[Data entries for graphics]
━━━━━━━━━━
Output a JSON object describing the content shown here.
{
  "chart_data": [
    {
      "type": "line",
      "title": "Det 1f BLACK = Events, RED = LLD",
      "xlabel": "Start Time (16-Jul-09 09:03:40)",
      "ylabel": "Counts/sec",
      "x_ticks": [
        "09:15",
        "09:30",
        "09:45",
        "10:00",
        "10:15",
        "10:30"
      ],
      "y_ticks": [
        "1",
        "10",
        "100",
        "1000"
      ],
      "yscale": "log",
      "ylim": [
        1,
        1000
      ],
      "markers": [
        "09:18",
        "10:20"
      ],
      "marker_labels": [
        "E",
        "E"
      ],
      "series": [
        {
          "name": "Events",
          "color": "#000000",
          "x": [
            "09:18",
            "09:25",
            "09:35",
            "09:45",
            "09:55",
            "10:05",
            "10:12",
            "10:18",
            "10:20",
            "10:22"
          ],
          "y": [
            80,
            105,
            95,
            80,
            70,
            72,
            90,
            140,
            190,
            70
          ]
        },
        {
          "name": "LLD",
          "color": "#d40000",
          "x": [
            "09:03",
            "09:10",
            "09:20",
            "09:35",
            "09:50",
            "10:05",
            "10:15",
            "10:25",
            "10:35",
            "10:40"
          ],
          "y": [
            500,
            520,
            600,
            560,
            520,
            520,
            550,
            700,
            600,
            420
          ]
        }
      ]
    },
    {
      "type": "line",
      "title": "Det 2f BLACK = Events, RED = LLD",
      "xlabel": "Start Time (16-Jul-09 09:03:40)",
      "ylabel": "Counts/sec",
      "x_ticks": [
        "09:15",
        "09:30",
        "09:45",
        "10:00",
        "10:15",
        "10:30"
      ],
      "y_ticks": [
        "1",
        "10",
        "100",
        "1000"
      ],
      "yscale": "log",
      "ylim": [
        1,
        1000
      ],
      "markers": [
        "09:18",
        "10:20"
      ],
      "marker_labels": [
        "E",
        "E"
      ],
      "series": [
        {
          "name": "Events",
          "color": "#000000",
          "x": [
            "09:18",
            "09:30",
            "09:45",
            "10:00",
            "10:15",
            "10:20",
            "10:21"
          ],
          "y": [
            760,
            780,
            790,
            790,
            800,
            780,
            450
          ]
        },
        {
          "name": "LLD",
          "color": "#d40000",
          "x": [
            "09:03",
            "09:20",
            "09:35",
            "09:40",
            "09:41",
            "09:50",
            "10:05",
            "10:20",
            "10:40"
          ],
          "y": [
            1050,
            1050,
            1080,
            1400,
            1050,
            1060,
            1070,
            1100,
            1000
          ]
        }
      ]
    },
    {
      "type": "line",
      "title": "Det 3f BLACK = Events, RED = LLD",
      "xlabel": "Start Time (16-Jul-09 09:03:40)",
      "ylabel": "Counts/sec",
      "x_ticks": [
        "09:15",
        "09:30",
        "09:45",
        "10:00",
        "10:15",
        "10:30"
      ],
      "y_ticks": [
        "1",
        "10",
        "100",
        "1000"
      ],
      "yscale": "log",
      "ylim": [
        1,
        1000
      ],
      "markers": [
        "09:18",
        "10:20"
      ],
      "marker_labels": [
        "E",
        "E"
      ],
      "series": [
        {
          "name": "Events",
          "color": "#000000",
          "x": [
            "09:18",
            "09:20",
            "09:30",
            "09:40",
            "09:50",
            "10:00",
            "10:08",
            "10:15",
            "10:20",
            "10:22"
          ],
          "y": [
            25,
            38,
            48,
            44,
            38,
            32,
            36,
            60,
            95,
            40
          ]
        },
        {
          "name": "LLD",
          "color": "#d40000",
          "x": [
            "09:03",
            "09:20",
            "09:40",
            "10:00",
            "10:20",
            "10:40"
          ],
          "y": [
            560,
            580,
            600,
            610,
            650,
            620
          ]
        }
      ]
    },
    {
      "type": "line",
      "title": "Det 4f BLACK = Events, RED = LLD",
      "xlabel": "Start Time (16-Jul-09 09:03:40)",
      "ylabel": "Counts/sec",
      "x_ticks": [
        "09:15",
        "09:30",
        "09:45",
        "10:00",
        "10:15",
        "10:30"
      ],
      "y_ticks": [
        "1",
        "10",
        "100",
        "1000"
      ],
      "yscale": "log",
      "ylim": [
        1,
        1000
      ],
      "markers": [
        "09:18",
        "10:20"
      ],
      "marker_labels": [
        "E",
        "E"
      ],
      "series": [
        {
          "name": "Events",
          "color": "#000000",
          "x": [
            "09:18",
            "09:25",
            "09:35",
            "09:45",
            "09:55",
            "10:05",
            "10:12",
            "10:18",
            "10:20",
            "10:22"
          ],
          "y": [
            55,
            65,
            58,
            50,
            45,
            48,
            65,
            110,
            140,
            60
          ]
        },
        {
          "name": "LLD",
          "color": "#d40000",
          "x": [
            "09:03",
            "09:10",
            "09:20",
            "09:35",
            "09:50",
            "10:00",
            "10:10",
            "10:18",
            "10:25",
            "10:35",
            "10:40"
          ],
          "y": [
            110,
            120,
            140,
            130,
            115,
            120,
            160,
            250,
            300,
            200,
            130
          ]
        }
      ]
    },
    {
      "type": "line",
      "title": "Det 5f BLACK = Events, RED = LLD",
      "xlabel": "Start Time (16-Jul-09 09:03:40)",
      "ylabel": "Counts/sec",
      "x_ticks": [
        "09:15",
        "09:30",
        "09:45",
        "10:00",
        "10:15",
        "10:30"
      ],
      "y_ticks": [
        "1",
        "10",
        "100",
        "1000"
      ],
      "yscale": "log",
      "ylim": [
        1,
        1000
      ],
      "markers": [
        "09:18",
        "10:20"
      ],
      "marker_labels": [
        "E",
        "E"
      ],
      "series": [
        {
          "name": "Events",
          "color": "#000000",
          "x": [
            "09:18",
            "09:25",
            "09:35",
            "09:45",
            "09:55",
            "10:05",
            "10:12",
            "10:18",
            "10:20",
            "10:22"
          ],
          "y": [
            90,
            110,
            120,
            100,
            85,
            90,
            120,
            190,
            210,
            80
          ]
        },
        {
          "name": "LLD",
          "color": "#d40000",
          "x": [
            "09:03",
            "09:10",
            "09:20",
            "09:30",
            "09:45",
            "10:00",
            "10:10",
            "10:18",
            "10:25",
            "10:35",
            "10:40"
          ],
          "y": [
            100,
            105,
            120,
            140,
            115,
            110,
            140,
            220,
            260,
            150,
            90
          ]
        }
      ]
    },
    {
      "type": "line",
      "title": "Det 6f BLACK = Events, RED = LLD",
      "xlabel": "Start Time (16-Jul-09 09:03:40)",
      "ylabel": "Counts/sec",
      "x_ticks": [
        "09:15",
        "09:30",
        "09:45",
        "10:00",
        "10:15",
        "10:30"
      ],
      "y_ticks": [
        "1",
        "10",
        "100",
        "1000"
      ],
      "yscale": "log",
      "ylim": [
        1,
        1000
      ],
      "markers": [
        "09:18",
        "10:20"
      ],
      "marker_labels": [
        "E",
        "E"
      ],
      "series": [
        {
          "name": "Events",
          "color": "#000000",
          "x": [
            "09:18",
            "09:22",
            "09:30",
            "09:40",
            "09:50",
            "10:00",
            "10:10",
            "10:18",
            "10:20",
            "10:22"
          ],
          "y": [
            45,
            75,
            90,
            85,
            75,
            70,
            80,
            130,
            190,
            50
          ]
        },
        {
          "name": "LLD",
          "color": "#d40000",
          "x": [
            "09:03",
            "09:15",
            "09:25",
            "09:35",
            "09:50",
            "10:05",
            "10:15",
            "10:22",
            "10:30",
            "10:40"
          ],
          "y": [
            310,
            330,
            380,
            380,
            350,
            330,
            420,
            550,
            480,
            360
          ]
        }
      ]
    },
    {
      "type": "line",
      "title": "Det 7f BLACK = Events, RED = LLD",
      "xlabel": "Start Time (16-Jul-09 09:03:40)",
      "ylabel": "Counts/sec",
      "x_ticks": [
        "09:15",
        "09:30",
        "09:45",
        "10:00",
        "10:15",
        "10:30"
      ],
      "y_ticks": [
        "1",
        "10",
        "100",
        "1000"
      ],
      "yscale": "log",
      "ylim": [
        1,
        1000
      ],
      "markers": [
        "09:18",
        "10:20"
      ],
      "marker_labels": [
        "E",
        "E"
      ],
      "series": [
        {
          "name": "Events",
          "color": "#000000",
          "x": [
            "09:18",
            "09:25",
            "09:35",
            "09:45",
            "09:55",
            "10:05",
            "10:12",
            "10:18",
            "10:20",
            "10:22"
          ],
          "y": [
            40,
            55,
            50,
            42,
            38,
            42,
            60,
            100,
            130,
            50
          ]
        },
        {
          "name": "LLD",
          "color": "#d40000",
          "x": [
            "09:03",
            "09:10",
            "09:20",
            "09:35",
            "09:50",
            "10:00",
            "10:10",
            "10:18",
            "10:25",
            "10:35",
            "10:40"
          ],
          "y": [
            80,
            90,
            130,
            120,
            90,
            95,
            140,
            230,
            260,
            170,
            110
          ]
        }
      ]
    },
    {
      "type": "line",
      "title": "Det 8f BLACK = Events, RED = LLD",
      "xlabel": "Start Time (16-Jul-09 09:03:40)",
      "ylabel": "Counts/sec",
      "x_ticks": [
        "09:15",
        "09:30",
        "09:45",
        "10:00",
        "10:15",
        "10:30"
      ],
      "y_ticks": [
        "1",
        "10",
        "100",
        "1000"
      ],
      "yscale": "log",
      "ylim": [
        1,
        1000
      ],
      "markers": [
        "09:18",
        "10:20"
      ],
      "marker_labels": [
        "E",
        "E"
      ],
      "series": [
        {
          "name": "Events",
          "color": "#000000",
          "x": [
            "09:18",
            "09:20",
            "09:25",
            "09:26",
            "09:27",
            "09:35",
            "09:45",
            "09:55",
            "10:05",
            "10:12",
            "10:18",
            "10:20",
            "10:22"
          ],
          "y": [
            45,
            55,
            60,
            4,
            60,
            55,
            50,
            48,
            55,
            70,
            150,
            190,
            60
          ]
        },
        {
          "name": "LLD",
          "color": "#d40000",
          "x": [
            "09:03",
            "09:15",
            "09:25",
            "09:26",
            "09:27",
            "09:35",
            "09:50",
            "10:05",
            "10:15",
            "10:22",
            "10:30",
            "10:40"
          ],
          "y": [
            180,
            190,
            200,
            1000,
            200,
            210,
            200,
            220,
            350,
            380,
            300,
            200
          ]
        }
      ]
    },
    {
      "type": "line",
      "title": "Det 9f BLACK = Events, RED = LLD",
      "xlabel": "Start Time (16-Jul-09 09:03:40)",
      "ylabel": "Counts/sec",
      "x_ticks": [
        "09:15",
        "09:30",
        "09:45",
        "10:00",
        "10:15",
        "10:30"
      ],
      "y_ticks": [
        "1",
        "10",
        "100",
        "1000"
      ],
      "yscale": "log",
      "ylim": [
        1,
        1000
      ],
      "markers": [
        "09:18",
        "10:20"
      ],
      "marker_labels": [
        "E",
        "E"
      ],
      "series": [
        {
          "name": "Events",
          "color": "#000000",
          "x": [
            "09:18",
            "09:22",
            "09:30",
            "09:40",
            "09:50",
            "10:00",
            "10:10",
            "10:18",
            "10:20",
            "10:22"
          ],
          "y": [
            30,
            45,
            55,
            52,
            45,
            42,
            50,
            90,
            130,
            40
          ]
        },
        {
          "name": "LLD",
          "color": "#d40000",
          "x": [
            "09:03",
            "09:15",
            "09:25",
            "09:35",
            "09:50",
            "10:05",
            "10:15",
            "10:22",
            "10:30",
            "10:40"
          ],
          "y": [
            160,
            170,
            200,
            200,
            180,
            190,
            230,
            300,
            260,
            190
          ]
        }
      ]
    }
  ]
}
━━━━━━━━━━
## YOUR OBJECTIVE
Copy, from the material above, each line in which the string "BLACK" occurs.

## RESULT OF THIS TASK
      "title": "Det 1f BLACK = Events, RED = LLD",
      "title": "Det 2f BLACK = Events, RED = LLD",
      "title": "Det 3f BLACK = Events, RED = LLD",
      "title": "Det 4f BLACK = Events, RED = LLD",
      "title": "Det 5f BLACK = Events, RED = LLD",
      "title": "Det 6f BLACK = Events, RED = LLD",
      "title": "Det 7f BLACK = Events, RED = LLD",
      "title": "Det 8f BLACK = Events, RED = LLD",
      "title": "Det 9f BLACK = Events, RED = LLD",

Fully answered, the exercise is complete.